## What is asked
The data below should be restated word for word, with every picture omitted.

## Data for this exercise
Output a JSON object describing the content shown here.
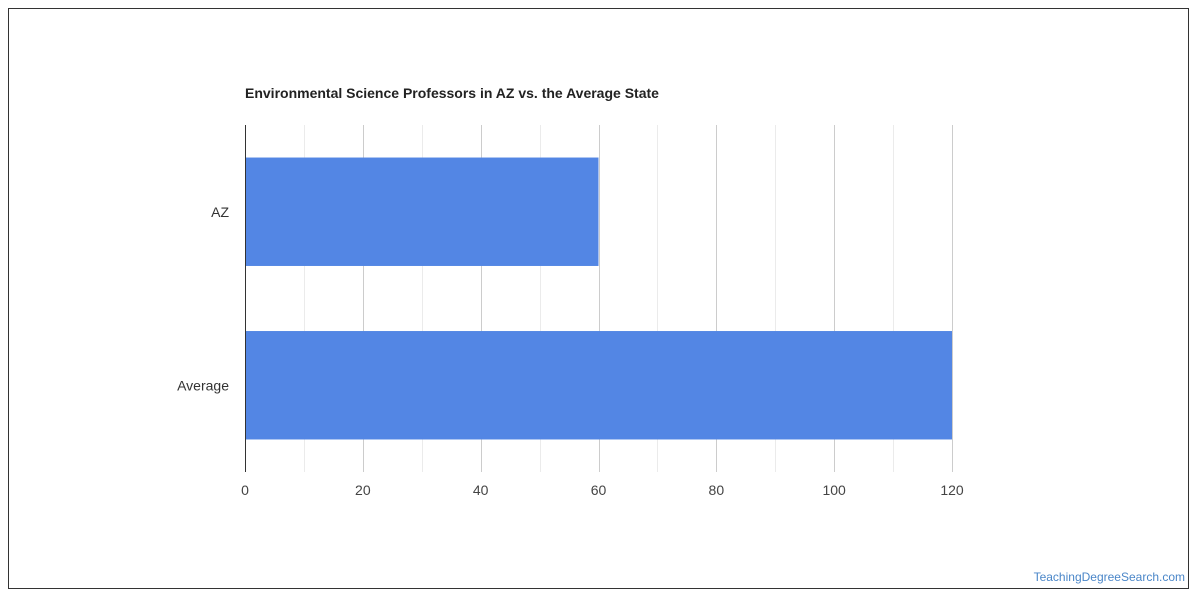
{
  "chart_data": {
    "type": "bar",
    "orientation": "horizontal",
    "title": "Environmental Science Professors in AZ vs. the Average State",
    "categories": [
      "AZ",
      "Average"
    ],
    "values": [
      60,
      120
    ],
    "xlim": [
      0,
      120
    ],
    "x_ticks": [
      0,
      20,
      40,
      60,
      80,
      100,
      120
    ],
    "grid": true,
    "bar_color": "#5386e4"
  },
  "watermark": "TeachingDegreeSearch.com"
}
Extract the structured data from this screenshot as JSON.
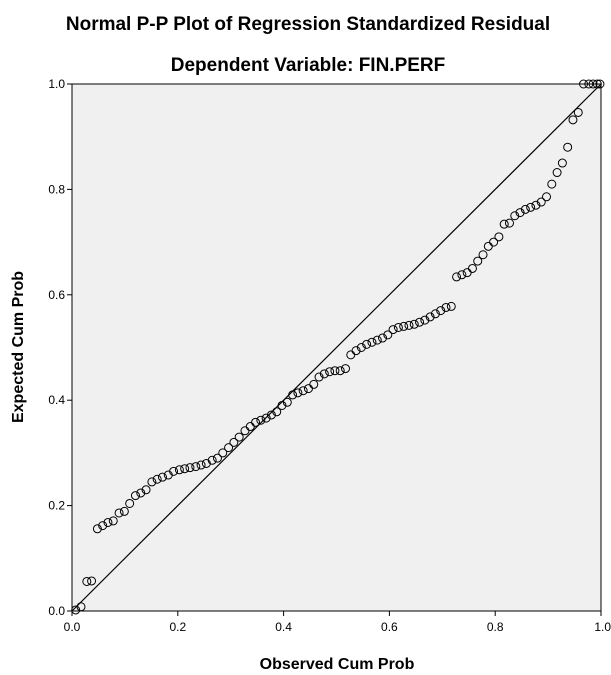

## Output of the exercise
Output a JSON object describing the content shown here.
{
  "chart_data": {
    "type": "bar",
    "orientation": "horizontal",
    "title": "Environmental Science Professors in AZ vs. the Average State",
    "categories": [
      "AZ",
      "Average"
    ],
    "values": [
      60,
      120
    ],
    "xlim": [
      0,
      120
    ],
    "x_ticks": [
      0,
      20,
      40,
      60,
      80,
      100,
      120
    ],
    "grid": true,
    "bar_color": "#5386e4"
  },
  "watermark": "TeachingDegreeSearch.com"
}
Extract the structured data from this screenshot as JSON.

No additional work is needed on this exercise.